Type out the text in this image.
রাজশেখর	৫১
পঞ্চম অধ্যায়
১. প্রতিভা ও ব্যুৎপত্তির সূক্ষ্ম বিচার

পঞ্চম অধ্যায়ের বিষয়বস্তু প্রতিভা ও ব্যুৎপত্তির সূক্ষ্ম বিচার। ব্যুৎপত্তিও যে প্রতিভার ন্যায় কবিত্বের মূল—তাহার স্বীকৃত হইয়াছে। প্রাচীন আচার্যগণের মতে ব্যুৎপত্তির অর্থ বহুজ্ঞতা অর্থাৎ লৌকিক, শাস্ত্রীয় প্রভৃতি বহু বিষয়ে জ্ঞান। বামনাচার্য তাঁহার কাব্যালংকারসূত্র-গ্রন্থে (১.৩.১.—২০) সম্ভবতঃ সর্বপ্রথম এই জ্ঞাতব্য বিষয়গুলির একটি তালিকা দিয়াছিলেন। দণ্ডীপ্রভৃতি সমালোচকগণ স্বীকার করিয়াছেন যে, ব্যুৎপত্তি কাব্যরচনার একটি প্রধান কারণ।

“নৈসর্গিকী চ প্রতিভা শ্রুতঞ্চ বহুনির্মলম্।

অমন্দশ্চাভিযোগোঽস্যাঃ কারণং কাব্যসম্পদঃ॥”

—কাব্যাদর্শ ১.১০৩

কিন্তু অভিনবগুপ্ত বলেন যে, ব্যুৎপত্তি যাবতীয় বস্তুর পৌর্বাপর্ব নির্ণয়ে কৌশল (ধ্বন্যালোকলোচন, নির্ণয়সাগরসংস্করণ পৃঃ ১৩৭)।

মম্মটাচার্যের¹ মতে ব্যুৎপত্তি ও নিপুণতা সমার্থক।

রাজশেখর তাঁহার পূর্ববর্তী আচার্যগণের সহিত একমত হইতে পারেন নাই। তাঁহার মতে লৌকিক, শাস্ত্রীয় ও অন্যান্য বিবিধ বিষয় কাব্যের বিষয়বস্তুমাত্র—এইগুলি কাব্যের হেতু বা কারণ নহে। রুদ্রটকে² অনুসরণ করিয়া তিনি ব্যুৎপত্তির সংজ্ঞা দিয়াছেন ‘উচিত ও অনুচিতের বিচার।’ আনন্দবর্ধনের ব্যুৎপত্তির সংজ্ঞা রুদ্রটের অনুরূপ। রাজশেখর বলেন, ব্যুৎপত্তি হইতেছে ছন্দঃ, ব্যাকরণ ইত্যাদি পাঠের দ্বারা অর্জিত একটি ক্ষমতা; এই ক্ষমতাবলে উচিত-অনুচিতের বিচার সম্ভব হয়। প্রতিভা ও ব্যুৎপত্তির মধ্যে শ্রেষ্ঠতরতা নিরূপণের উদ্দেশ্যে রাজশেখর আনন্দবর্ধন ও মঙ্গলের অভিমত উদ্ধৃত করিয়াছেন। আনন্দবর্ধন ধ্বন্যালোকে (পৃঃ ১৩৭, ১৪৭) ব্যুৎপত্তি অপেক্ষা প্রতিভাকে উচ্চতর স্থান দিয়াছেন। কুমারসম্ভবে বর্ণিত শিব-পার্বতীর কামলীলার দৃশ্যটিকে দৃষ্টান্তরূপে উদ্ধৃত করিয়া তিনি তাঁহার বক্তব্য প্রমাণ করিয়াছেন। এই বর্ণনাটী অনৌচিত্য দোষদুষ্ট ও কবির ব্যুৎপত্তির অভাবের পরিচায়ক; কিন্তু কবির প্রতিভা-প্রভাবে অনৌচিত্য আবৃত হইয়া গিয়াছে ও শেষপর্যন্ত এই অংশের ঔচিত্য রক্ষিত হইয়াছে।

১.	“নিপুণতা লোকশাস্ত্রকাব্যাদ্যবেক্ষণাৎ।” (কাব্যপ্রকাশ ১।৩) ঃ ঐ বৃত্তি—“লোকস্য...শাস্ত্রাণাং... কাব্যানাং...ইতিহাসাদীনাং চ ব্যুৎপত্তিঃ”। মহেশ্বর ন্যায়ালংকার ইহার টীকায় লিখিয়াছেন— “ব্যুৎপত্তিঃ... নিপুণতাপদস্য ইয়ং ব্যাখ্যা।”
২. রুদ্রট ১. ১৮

━━━━━━

Task brief -
Please repeat the listing above in full and exactly.

Reply -
Type out the text in this image.
রাজশেখর	৫১
পঞ্চম অধ্যায়
১. প্রতিভা ও ব্যুৎপত্তির সূক্ষ্ম বিচার

পঞ্চম অধ্যায়ের বিষয়বস্তু প্রতিভা ও ব্যুৎপত্তির সূক্ষ্ম বিচার। ব্যুৎপত্তিও যে প্রতিভার ন্যায় কবিত্বের মূল—তাহার স্বীকৃত হইয়াছে। প্রাচীন আচার্যগণের মতে ব্যুৎপত্তির অর্থ বহুজ্ঞতা অর্থাৎ লৌকিক, শাস্ত্রীয় প্রভৃতি বহু বিষয়ে জ্ঞান। বামনাচার্য তাঁহার কাব্যালংকারসূত্র-গ্রন্থে (১.৩.১.—২০) সম্ভবতঃ সর্বপ্রথম এই জ্ঞাতব্য বিষয়গুলির একটি তালিকা দিয়াছিলেন। দণ্ডীপ্রভৃতি সমালোচকগণ স্বীকার করিয়াছেন যে, ব্যুৎপত্তি কাব্যরচনার একটি প্রধান কারণ।

“নৈসর্গিকী চ প্রতিভা শ্রুতঞ্চ বহুনির্মলম্।

অমন্দশ্চাভিযোগোঽস্যাঃ কারণং কাব্যসম্পদঃ॥”

—কাব্যাদর্শ ১.১০৩

কিন্তু অভিনবগুপ্ত বলেন যে, ব্যুৎপত্তি যাবতীয় বস্তুর পৌর্বাপর্ব নির্ণয়ে কৌশল (ধ্বন্যালোকলোচন, নির্ণয়সাগরসংস্করণ পৃঃ ১৩৭)।

মম্মটাচার্যের¹ মতে ব্যুৎপত্তি ও নিপুণতা সমার্থক।

রাজশেখর তাঁহার পূর্ববর্তী আচার্যগণের সহিত একমত হইতে পারেন নাই। তাঁহার মতে লৌকিক, শাস্ত্রীয় ও অন্যান্য বিবিধ বিষয় কাব্যের বিষয়বস্তুমাত্র—এইগুলি কাব্যের হেতু বা কারণ নহে। রুদ্রটকে² অনুসরণ করিয়া তিনি ব্যুৎপত্তির সংজ্ঞা দিয়াছেন ‘উচিত ও অনুচিতের বিচার।’ আনন্দবর্ধনের ব্যুৎপত্তির সংজ্ঞা রুদ্রটের অনুরূপ। রাজশেখর বলেন, ব্যুৎপত্তি হইতেছে ছন্দঃ, ব্যাকরণ ইত্যাদি পাঠের দ্বারা অর্জিত একটি ক্ষমতা; এই ক্ষমতাবলে উচিত-অনুচিতের বিচার সম্ভব হয়। প্রতিভা ও ব্যুৎপত্তির মধ্যে শ্রেষ্ঠতরতা নিরূপণের উদ্দেশ্যে রাজশেখর আনন্দবর্ধন ও মঙ্গলের অভিমত উদ্ধৃত করিয়াছেন। আনন্দবর্ধন ধ্বন্যালোকে (পৃঃ ১৩৭, ১৪৭) ব্যুৎপত্তি অপেক্ষা প্রতিভাকে উচ্চতর স্থান দিয়াছেন। কুমারসম্ভবে বর্ণিত শিব-পার্বতীর কামলীলার দৃশ্যটিকে দৃষ্টান্তরূপে উদ্ধৃত করিয়া তিনি তাঁহার বক্তব্য প্রমাণ করিয়াছেন। এই বর্ণনাটী অনৌচিত্য দোষদুষ্ট ও কবির ব্যুৎপত্তির অভাবের পরিচায়ক; কিন্তু কবির প্রতিভা-প্রভাবে অনৌচিত্য আবৃত হইয়া গিয়াছে ও শেষপর্যন্ত এই অংশের ঔচিত্য রক্ষিত হইয়াছে।

১.	“নিপুণতা লোকশাস্ত্রকাব্যাদ্যবেক্ষণাৎ।” (কাব্যপ্রকাশ ১।৩) ঃ ঐ বৃত্তি—“লোকস্য...শাস্ত্রাণাং... কাব্যানাং...ইতিহাসাদীনাং চ ব্যুৎপত্তিঃ”। মহেশ্বর ন্যায়ালংকার ইহার টীকায় লিখিয়াছেন— “ব্যুৎপত্তিঃ... নিপুণতাপদস্য ইয়ং ব্যাখ্যা।”
২. রুদ্রট ১. ১৮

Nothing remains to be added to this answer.